#### EXERCISE AIM:
Produce an exact copy of all the records.

═══ PROVIDED DATA

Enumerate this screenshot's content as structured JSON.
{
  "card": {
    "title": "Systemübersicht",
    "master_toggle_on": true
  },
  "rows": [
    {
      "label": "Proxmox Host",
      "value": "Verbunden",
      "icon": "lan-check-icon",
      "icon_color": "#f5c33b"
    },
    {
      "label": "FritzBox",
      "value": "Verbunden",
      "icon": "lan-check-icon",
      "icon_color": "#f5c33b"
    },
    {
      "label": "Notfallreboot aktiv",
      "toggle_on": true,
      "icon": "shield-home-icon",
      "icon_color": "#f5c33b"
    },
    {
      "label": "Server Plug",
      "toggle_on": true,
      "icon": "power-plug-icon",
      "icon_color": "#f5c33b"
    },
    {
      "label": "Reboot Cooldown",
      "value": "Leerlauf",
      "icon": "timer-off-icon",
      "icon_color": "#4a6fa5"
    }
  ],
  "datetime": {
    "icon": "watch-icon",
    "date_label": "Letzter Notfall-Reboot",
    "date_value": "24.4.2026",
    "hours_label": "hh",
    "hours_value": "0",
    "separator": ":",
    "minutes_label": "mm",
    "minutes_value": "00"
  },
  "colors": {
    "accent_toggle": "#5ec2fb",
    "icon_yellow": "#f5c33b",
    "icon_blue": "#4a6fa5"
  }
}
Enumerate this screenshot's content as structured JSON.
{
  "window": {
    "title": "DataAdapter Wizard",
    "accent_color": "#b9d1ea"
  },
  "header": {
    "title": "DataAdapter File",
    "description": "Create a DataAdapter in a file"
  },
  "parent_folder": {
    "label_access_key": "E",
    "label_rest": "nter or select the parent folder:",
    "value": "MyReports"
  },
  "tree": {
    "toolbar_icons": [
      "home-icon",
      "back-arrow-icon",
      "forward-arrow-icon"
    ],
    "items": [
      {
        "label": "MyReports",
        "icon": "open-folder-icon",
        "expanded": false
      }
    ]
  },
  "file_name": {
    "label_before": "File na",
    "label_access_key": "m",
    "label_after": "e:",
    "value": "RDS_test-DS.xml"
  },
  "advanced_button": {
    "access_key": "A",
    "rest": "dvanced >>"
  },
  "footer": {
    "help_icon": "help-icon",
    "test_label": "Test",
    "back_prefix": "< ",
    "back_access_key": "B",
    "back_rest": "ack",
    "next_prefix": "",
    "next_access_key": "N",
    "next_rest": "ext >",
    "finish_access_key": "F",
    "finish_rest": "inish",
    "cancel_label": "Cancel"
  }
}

══════

#### THE RESPONSE:
Enumerate this screenshot's content as structured JSON.
{
  "card": {
    "title": "Systemübersicht",
    "master_toggle_on": true
  },
  "rows": [
    {
      "label": "Proxmox Host",
      "value": "Verbunden",
      "icon": "lan-check-icon",
      "icon_color": "#f5c33b"
    },
    {
      "label": "FritzBox",
      "value": "Verbunden",
      "icon": "lan-check-icon",
      "icon_color": "#f5c33b"
    },
    {
      "label": "Notfallreboot aktiv",
      "toggle_on": true,
      "icon": "shield-home-icon",
      "icon_color": "#f5c33b"
    },
    {
      "label": "Server Plug",
      "toggle_on": true,
      "icon": "power-plug-icon",
      "icon_color": "#f5c33b"
    },
    {
      "label": "Reboot Cooldown",
      "value": "Leerlauf",
      "icon": "timer-off-icon",
      "icon_color": "#4a6fa5"
    }
  ],
  "datetime": {
    "icon": "watch-icon",
    "date_label": "Letzter Notfall-Reboot",
    "date_value": "24.4.2026",
    "hours_label": "hh",
    "hours_value": "0",
    "separator": ":",
    "minutes_label": "mm",
    "minutes_value": "00"
  },
  "colors": {
    "accent_toggle": "#5ec2fb",
    "icon_yellow": "#f5c33b",
    "icon_blue": "#4a6fa5"
  }
}
Enumerate this screenshot's content as structured JSON.
{
  "window": {
    "title": "DataAdapter Wizard",
    "accent_color": "#b9d1ea"
  },
  "header": {
    "title": "DataAdapter File",
    "description": "Create a DataAdapter in a file"
  },
  "parent_folder": {
    "label_access_key": "E",
    "label_rest": "nter or select the parent folder:",
    "value": "MyReports"
  },
  "tree": {
    "toolbar_icons": [
      "home-icon",
      "back-arrow-icon",
      "forward-arrow-icon"
    ],
    "items": [
      {
        "label": "MyReports",
        "icon": "open-folder-icon",
        "expanded": false
      }
    ]
  },
  "file_name": {
    "label_before": "File na",
    "label_access_key": "m",
    "label_after": "e:",
    "value": "RDS_test-DS.xml"
  },
  "advanced_button": {
    "access_key": "A",
    "rest": "dvanced >>"
  },
  "footer": {
    "help_icon": "help-icon",
    "test_label": "Test",
    "back_prefix": "< ",
    "back_access_key": "B",
    "back_rest": "ack",
    "next_prefix": "",
    "next_access_key": "N",
    "next_rest": "ext >",
    "finish_access_key": "F",
    "finish_rest": "inish",
    "cancel_label": "Cancel"
  }
}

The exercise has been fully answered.